Repeat each entry word for word. Leave any images out of the copy.
● ● ●
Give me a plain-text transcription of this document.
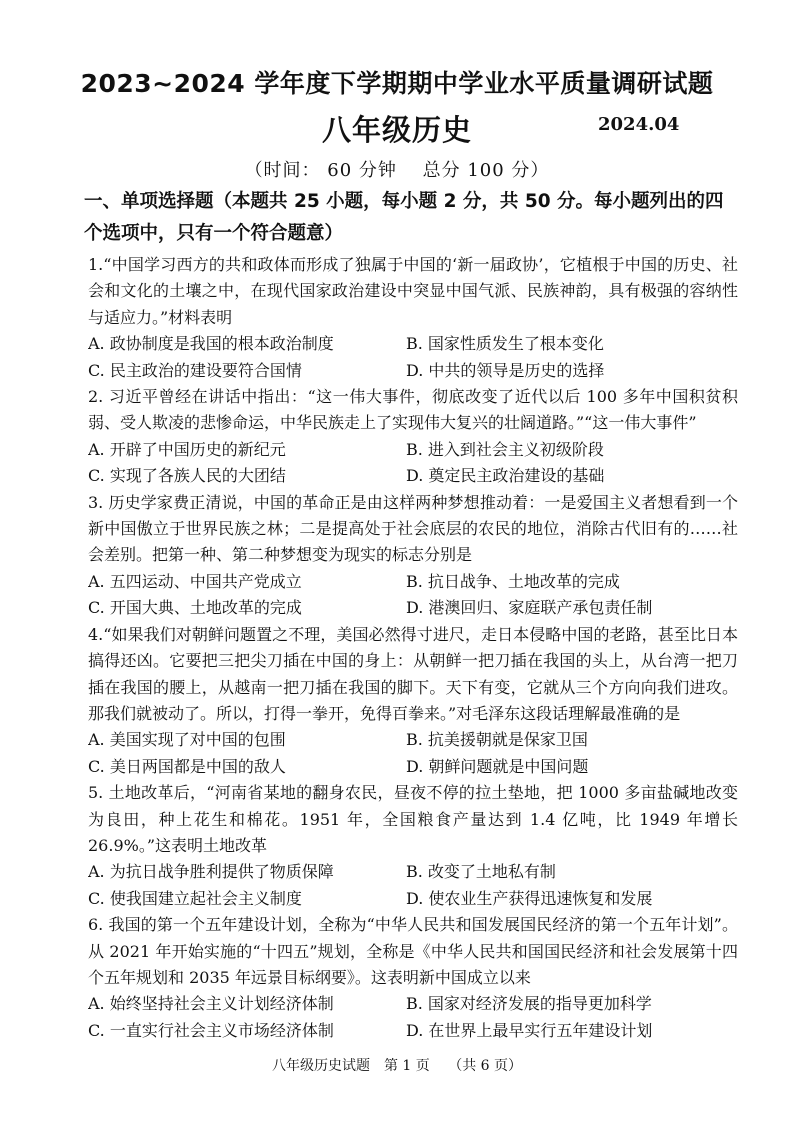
2023~2024 学年度下学期期中学业水平质量调研试题
八年级历史	2024.04
（时间： 60 分钟　 总分 100 分）
一、单项选择题（本题共 25 小题，每小题 2 分，共 50 分。每小题列出的四个选项中，只有一个符合题意）

1.“中国学习西方的共和政体而形成了独属于中国的‘新一届政协’，它植根于中国的历史、社会和文化的土壤之中，在现代国家政治建设中突显中国气派、民族神韵，具有极强的容纳性与适应力。”材料表明

A. 政协制度是我国的根本政治制度	B. 国家性质发生了根本变化
C. 民主政治的建设要符合国情	D. 中共的领导是历史的选择

2. 习近平曾经在讲话中指出：“这一伟大事件，彻底改变了近代以后 100 多年中国积贫积弱、受人欺凌的悲惨命运，中华民族走上了实现伟大复兴的壮阔道路。”“这一伟大事件”

A. 开辟了中国历史的新纪元	B. 进入到社会主义初级阶段
C. 实现了各族人民的大团结	D. 奠定民主政治建设的基础

3. 历史学家费正清说，中国的革命正是由这样两种梦想推动着：一是爱国主义者想看到一个新中国傲立于世界民族之林；二是提高处于社会底层的农民的地位，消除古代旧有的……社会差别。把第一种、第二种梦想变为现实的标志分别是

A. 五四运动、中国共产党成立	B. 抗日战争、土地改革的完成
C. 开国大典、土地改革的完成	D. 港澳回归、家庭联产承包责任制

4.“如果我们对朝鲜问题置之不理，美国必然得寸进尺，走日本侵略中国的老路，甚至比日本搞得还凶。它要把三把尖刀插在中国的身上：从朝鲜一把刀插在我国的头上，从台湾一把刀插在我国的腰上，从越南一把刀插在我国的脚下。天下有变，它就从三个方向向我们进攻。那我们就被动了。所以，打得一拳开，免得百拳来。”对毛泽东这段话理解最准确的是

A. 美国实现了对中国的包围	B. 抗美援朝就是保家卫国
C. 美日两国都是中国的敌人	D. 朝鲜问题就是中国问题

5. 土地改革后，“河南省某地的翻身农民，昼夜不停的拉土垫地，把 1000 多亩盐碱地改变为良田，种上花生和棉花。1951 年，全国粮食产量达到 1.4 亿吨，比 1949 年增长 26.9%。”这表明土地改革

A. 为抗日战争胜利提供了物质保障	B. 改变了土地私有制
C. 使我国建立起社会主义制度	D. 使农业生产获得迅速恢复和发展

6. 我国的第一个五年建设计划，全称为“中华人民共和国发展国民经济的第一个五年计划”。从 2021 年开始实施的“十四五”规划，全称是《中华人民共和国国民经济和社会发展第十四个五年规划和 2035 年远景目标纲要》。这表明新中国成立以来

A. 始终坚持社会主义计划经济体制	B. 国家对经济发展的指导更加科学
C. 一直实行社会主义市场经济体制	D. 在世界上最早实行五年建设计划
八年级历史试题　第 1 页　 （共 6 页）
● ● ●
**Task result**:
Give me a plain-text transcription of this document.
2023~2024 学年度下学期期中学业水平质量调研试题
八年级历史	2024.04
（时间： 60 分钟　 总分 100 分）
一、单项选择题（本题共 25 小题，每小题 2 分，共 50 分。每小题列出的四个选项中，只有一个符合题意）

1.“中国学习西方的共和政体而形成了独属于中国的‘新一届政协’，它植根于中国的历史、社会和文化的土壤之中，在现代国家政治建设中突显中国气派、民族神韵，具有极强的容纳性与适应力。”材料表明

A. 政协制度是我国的根本政治制度	B. 国家性质发生了根本变化
C. 民主政治的建设要符合国情	D. 中共的领导是历史的选择

2. 习近平曾经在讲话中指出：“这一伟大事件，彻底改变了近代以后 100 多年中国积贫积弱、受人欺凌的悲惨命运，中华民族走上了实现伟大复兴的壮阔道路。”“这一伟大事件”

A. 开辟了中国历史的新纪元	B. 进入到社会主义初级阶段
C. 实现了各族人民的大团结	D. 奠定民主政治建设的基础

3. 历史学家费正清说，中国的革命正是由这样两种梦想推动着：一是爱国主义者想看到一个新中国傲立于世界民族之林；二是提高处于社会底层的农民的地位，消除古代旧有的……社会差别。把第一种、第二种梦想变为现实的标志分别是

A. 五四运动、中国共产党成立	B. 抗日战争、土地改革的完成
C. 开国大典、土地改革的完成	D. 港澳回归、家庭联产承包责任制

4.“如果我们对朝鲜问题置之不理，美国必然得寸进尺，走日本侵略中国的老路，甚至比日本搞得还凶。它要把三把尖刀插在中国的身上：从朝鲜一把刀插在我国的头上，从台湾一把刀插在我国的腰上，从越南一把刀插在我国的脚下。天下有变，它就从三个方向向我们进攻。那我们就被动了。所以，打得一拳开，免得百拳来。”对毛泽东这段话理解最准确的是

A. 美国实现了对中国的包围	B. 抗美援朝就是保家卫国
C. 美日两国都是中国的敌人	D. 朝鲜问题就是中国问题

5. 土地改革后，“河南省某地的翻身农民，昼夜不停的拉土垫地，把 1000 多亩盐碱地改变为良田，种上花生和棉花。1951 年，全国粮食产量达到 1.4 亿吨，比 1949 年增长 26.9%。”这表明土地改革

A. 为抗日战争胜利提供了物质保障	B. 改变了土地私有制
C. 使我国建立起社会主义制度	D. 使农业生产获得迅速恢复和发展

6. 我国的第一个五年建设计划，全称为“中华人民共和国发展国民经济的第一个五年计划”。从 2021 年开始实施的“十四五”规划，全称是《中华人民共和国国民经济和社会发展第十四个五年规划和 2035 年远景目标纲要》。这表明新中国成立以来

A. 始终坚持社会主义计划经济体制	B. 国家对经济发展的指导更加科学
C. 一直实行社会主义市场经济体制	D. 在世界上最早实行五年建设计划
八年级历史试题　第 1 页　 （共 6 页）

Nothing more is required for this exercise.